* EXERCISE DIRECTIONS *
Extract each line of the records below that contains the word "count".
-- -- --
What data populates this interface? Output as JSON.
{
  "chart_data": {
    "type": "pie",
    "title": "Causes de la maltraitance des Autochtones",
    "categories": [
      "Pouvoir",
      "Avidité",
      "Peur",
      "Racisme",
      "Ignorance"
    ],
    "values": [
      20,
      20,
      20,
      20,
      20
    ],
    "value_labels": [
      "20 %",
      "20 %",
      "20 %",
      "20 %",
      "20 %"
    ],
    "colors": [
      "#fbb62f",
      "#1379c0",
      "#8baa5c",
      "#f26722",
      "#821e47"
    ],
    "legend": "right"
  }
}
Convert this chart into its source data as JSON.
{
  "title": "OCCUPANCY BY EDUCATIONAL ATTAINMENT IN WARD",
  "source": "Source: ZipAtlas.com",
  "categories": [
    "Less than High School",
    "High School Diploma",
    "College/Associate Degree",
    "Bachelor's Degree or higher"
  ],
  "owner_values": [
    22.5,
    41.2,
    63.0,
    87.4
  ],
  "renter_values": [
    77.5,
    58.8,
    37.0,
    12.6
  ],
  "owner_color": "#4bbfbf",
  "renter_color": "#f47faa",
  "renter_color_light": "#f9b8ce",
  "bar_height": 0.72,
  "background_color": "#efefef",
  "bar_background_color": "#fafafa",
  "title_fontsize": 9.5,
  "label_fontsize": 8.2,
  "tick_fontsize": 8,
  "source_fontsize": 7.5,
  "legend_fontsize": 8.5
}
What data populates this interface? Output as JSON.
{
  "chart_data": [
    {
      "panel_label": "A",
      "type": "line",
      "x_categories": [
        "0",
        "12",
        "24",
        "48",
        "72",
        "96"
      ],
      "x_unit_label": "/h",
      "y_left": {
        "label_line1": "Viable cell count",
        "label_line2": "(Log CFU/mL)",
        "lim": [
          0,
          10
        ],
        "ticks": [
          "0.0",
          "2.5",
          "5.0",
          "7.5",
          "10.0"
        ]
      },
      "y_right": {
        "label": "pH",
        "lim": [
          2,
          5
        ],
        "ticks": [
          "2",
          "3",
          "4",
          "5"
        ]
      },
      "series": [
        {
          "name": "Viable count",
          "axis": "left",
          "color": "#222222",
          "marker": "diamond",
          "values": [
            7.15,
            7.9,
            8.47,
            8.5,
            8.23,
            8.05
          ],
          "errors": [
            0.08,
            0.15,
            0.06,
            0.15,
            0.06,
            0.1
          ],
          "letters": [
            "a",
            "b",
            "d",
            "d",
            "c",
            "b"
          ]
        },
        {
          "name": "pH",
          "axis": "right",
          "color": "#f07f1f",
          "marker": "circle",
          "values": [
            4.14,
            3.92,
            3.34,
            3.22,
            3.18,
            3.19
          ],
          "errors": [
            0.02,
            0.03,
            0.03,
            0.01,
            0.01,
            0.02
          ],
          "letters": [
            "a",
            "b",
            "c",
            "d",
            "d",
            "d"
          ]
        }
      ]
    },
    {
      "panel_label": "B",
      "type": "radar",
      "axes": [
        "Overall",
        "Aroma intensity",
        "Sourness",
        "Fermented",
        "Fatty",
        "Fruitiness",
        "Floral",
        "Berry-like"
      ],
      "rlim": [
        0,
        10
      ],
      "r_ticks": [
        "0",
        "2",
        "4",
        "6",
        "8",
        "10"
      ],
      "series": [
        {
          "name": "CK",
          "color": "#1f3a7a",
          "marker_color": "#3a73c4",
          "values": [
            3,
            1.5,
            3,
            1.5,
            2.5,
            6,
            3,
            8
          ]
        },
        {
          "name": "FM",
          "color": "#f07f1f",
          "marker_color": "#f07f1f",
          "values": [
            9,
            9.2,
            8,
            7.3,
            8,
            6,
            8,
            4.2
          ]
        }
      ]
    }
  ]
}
-- -- --
* REPLY TO THE TASK *
        "label_line1": "Viable cell count",
          "name": "Viable count",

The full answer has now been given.